● **Do this**
Check each line of the data below for the word "JSON", then extract the ones that have it.

● **Available data**
════════
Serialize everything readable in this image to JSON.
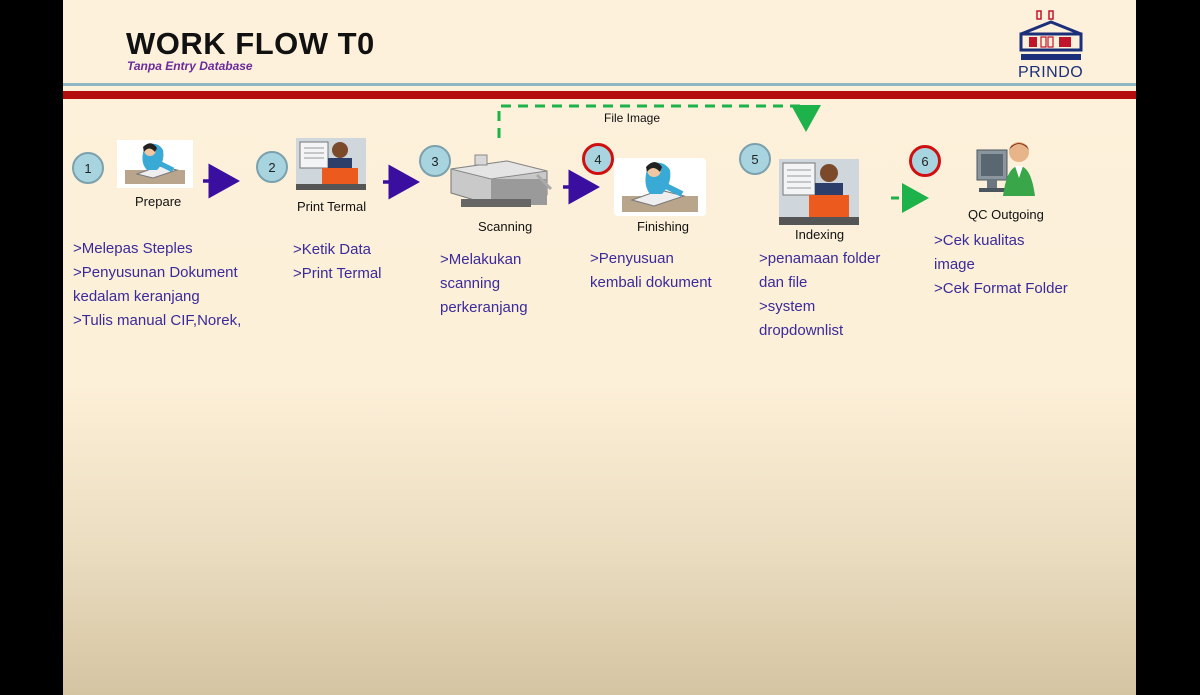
{
  "header": {
    "title": "WORK FLOW T0",
    "subtitle": "Tanpa Entry Database",
    "logo_text": "PRINDO"
  },
  "flow_label": "File Image",
  "steps": [
    {
      "number": "1",
      "label": "Prepare",
      "lines": [
        ">Melepas Steples",
        ">Penyusunan Dokument",
        "kedalam keranjang",
        ">Tulis manual CIF,Norek,"
      ]
    },
    {
      "number": "2",
      "label": "Print Termal",
      "lines": [
        ">Ketik Data",
        ">Print Termal"
      ]
    },
    {
      "number": "3",
      "label": "Scanning",
      "lines": [
        ">Melakukan",
        "scanning",
        "perkeranjang"
      ]
    },
    {
      "number": "4",
      "label": "Finishing",
      "lines": [
        ">Penyusuan",
        "kembali dokument"
      ]
    },
    {
      "number": "5",
      "label": "Indexing",
      "lines": [
        ">penamaan folder",
        "dan file",
        ">system",
        "dropdownlist"
      ]
    },
    {
      "number": "6",
      "label": "QC Outgoing",
      "lines": [
        ">Cek kualitas",
        "image",
        ">Cek Format Folder"
      ]
    }
  ],
  "colors": {
    "arrow": "#3a0fa0",
    "dashed": "#1db24a",
    "badge_red": "#d01010",
    "title_bar": "#b30d0d"
  }
}
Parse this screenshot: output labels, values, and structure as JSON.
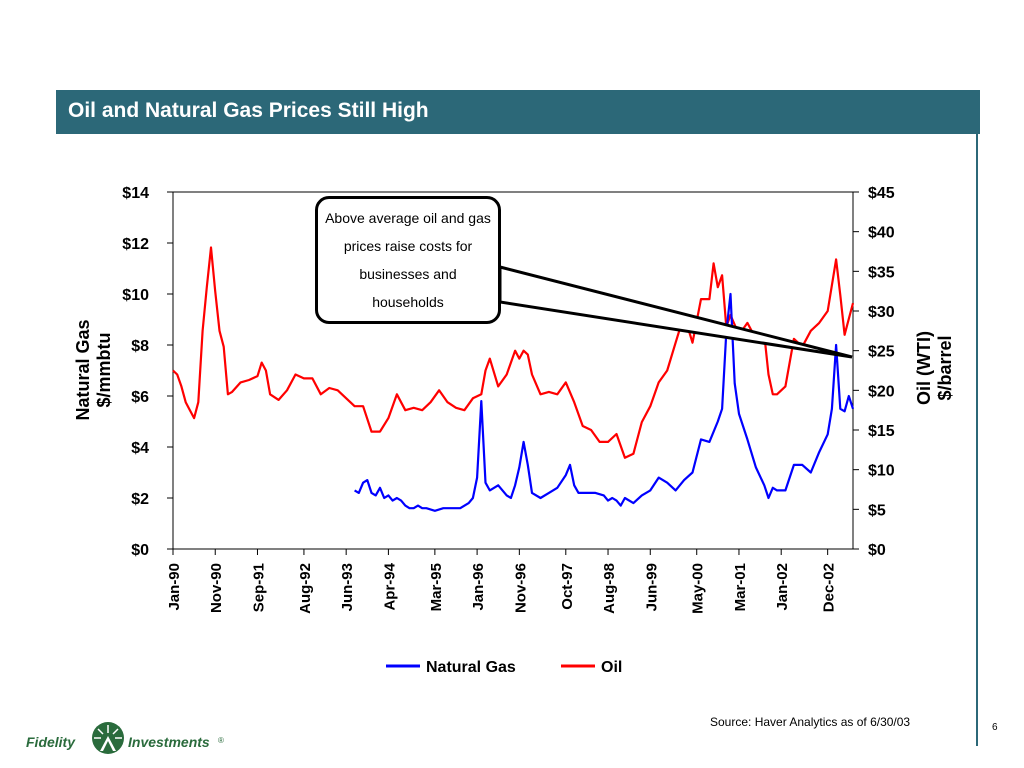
════════
● **The result**
Serialize everything readable in this image to JSON.
Parse this screenshot: output labels, values, and structure as JSON.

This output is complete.